### Text:

Once the patient is identified as DTI using a consistent definition, the next step is communicating his or her DTI status to any provider that will be in contact with that patient. Traditionally, the DTI status is communicated by placing a sign over the bed or on the whiteboard in each room. However, because patients may travel throughout a facility for tests and procedures, that method is not sufficient. One solution with which Memorial Healthcare has found success is to place a bracelet on the wrist of the patient with “DIFFICULT TO INTUBATE,” which will stay on the patient for the duration of hospitalization. In addition, a notation—“DIFFICULT TO INTUBATE”—is placed in the allergy section of the electronic health record, ensuring this information is available for subsequent visits to any facility within the system. Thus, a DTI designation is treated like an allergy—just as a patient is banded with an allergy bracelet on admission to the emergency department or hospital, so too, a DTI patient is banded on entrance into the health care system.
To better communicate with patients and their families or caregivers, Memorial Healthcare sends a letter to provide education on their DTI designation. This should coincide with educational efforts throughout the hospital system to train or retrain all staff and physicians on the DTI protocol so that any provider can answer patients’ questions.
Once a system is in place to correctly identify a patient as DTI and band him or her to ensure the designation is communicated, steps must be taken to obtain the necessary equipment. This can be done by introducing standardized DTI carts throughout all facilities in the system, including the ORs, ERs and ICUs. The new standardized DTI carts are similar to a “code” cart—the carts at all facilities are stocked identically, and when opened are returned to a centralized location to be cleaned or sterilized, restocked and resealed.
Process and Outcome Improvements
The new DTI protocol described in this article was introduced at Memorial Healthcare in February 2012. Shortly after, a patient was admitted to the ER of one of the Memorial Healthcare hospitals with an acute myocardial infarction and required intubation. The ER physician encountered difficulty and the anesthesia team was asked to assist. Subsequent intubation was successful and the ER physician then wrote an order in the chart deeming the patient to be DTI.

### Activity:
According to the DTI protocol text, where in the electronic health record is the "DIFFICULT TO INTUBATE" notation placed? The records have nothing to do with the DTI protocol text.

### Provided records:

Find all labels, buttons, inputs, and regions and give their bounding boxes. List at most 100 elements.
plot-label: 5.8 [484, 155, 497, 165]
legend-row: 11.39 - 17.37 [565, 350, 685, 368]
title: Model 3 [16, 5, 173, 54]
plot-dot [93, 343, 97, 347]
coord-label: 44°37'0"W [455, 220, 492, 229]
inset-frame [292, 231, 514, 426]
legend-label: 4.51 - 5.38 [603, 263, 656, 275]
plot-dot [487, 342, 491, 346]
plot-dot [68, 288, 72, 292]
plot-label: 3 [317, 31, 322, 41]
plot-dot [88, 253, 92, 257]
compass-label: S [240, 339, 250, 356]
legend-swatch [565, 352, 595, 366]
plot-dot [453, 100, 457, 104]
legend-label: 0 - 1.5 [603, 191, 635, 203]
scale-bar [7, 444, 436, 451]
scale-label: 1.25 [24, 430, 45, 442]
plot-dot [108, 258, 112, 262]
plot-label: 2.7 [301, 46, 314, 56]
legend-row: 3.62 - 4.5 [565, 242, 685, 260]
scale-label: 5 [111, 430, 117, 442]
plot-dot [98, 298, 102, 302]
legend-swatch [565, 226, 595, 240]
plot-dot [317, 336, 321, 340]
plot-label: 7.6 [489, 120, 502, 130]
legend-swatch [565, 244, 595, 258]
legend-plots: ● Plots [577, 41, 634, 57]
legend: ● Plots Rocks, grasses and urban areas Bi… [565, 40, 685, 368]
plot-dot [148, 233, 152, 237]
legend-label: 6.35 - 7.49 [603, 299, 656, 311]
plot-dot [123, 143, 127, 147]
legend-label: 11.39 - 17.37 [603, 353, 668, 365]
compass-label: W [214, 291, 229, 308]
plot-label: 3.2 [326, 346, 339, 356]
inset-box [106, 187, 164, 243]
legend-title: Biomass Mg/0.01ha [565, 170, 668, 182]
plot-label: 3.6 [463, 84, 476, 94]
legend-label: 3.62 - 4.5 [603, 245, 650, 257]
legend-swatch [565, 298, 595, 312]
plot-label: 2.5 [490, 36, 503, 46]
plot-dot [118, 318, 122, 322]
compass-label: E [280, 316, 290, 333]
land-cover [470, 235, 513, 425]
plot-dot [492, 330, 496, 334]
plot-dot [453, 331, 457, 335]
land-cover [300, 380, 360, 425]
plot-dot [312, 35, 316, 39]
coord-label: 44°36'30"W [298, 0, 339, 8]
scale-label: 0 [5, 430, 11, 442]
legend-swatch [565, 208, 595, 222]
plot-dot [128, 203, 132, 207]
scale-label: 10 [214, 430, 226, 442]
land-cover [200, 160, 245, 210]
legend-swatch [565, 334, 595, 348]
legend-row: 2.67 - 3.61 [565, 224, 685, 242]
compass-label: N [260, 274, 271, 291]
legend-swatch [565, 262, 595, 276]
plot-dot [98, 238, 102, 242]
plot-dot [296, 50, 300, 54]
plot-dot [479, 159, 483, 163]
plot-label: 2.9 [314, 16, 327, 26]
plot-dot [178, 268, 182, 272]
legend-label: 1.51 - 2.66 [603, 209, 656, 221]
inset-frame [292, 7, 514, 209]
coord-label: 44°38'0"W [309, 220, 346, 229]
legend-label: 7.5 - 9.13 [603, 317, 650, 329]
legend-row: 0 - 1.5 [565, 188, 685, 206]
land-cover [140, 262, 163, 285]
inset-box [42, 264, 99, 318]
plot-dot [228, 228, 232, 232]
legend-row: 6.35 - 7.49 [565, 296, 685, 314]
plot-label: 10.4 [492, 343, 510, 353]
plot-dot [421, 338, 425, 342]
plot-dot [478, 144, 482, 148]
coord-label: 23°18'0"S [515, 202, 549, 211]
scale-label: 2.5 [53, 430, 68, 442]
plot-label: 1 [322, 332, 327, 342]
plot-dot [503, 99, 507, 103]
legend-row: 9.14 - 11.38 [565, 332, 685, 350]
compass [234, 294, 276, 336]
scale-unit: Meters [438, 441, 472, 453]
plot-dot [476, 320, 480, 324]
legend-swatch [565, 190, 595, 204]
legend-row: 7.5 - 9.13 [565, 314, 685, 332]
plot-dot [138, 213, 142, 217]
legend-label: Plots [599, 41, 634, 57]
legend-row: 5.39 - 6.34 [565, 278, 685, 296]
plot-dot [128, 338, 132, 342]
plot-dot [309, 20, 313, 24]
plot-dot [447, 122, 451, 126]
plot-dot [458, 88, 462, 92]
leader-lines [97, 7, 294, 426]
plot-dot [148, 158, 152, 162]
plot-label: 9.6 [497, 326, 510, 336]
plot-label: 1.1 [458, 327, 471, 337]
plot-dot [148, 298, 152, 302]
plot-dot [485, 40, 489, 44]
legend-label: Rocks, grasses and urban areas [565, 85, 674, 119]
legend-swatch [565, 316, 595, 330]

### Written response:
It is placed in the allergy section of the electronic health record.